*What the exercise asks*. Output nothing but the lines from the line with "Extract all readable text from this page." through the end of the listing below, both ends included.

[Begin Records shown]

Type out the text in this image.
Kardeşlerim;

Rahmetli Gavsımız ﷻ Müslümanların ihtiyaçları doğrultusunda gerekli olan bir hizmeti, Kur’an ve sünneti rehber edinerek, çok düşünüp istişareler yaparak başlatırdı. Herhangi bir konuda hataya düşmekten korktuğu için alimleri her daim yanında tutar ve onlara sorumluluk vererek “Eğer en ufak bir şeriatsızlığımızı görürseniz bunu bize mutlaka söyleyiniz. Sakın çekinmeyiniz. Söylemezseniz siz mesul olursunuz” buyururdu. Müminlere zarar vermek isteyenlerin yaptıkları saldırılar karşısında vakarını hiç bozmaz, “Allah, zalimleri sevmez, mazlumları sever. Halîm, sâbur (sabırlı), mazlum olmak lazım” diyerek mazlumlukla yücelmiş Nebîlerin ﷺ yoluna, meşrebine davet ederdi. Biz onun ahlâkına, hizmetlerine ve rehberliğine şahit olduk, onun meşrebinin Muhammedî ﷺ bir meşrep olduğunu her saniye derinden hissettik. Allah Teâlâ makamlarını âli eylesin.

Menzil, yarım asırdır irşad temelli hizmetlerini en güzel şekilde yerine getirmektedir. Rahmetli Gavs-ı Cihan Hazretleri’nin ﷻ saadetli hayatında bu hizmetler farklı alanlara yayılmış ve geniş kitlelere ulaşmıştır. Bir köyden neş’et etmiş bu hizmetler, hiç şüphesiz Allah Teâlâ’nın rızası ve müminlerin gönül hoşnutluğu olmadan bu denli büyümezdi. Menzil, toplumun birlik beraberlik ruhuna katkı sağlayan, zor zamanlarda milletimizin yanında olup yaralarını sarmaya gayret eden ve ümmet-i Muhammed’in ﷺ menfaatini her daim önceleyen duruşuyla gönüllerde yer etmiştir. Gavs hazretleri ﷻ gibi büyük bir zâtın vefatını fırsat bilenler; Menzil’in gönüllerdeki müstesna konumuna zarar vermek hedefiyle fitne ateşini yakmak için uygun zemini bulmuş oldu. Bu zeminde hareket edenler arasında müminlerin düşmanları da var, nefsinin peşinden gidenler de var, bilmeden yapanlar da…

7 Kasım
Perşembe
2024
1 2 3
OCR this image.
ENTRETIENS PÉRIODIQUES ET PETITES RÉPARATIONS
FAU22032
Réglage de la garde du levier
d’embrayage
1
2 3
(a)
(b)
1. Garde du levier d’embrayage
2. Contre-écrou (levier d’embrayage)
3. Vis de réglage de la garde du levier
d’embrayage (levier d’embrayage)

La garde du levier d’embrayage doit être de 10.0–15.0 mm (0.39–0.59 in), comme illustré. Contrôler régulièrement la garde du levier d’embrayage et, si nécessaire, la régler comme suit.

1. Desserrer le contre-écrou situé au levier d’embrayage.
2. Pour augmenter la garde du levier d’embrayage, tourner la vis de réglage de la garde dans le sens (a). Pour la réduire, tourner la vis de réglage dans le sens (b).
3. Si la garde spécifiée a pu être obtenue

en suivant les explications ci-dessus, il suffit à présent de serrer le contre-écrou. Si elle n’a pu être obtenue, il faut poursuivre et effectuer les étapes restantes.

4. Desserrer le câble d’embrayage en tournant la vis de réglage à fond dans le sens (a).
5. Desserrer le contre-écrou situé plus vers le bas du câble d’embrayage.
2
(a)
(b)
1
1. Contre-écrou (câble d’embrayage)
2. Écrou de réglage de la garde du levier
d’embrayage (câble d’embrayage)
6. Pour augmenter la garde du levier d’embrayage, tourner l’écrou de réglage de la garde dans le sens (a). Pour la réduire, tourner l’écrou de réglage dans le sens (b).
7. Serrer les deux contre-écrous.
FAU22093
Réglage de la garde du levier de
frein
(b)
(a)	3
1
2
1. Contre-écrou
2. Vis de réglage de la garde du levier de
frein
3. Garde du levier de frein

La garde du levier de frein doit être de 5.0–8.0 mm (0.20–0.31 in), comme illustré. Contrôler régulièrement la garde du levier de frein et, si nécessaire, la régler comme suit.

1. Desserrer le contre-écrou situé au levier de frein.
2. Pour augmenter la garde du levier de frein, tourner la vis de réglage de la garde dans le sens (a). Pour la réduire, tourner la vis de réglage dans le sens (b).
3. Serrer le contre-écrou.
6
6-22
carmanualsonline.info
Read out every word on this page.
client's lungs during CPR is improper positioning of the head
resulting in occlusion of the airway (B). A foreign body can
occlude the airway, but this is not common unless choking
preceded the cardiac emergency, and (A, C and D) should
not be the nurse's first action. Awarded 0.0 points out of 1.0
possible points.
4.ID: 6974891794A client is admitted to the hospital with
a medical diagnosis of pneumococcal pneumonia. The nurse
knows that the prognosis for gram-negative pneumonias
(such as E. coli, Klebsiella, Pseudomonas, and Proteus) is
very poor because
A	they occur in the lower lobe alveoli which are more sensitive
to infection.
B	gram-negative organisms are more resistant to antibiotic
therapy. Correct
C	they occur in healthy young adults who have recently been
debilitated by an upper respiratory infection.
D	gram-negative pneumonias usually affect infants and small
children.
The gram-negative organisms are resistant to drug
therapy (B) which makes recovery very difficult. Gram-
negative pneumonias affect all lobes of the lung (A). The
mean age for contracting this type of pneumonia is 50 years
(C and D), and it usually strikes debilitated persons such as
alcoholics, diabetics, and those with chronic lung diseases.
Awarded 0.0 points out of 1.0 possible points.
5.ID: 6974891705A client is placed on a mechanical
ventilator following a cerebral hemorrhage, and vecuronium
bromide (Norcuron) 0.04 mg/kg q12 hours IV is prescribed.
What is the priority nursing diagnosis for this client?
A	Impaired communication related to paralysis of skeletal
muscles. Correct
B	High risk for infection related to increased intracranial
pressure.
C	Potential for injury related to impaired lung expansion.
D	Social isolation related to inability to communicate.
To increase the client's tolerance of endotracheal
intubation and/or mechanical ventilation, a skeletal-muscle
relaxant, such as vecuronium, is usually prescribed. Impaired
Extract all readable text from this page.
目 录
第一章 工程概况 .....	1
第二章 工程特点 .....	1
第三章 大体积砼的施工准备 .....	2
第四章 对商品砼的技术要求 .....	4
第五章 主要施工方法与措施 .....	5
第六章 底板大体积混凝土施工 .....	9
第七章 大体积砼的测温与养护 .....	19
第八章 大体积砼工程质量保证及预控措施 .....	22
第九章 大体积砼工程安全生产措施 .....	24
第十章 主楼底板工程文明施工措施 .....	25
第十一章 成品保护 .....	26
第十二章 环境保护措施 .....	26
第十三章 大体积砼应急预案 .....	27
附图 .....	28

[End Records shown]

*Solved problem*.
Extract all readable text from this page.
目 录
第一章 工程概况 .....	1
第二章 工程特点 .....	1
第三章 大体积砼的施工准备 .....	2
第四章 对商品砼的技术要求 .....	4
第五章 主要施工方法与措施 .....	5
第六章 底板大体积混凝土施工 .....	9
第七章 大体积砼的测温与养护 .....	19
第八章 大体积砼工程质量保证及预控措施 .....	22
第九章 大体积砼工程安全生产措施 .....	24
第十章 主楼底板工程文明施工措施 .....	25
第十一章 成品保护 .....	26
第十二章 环境保护措施 .....	26
第十三章 大体积砼应急预案 .....	27
附图 .....	28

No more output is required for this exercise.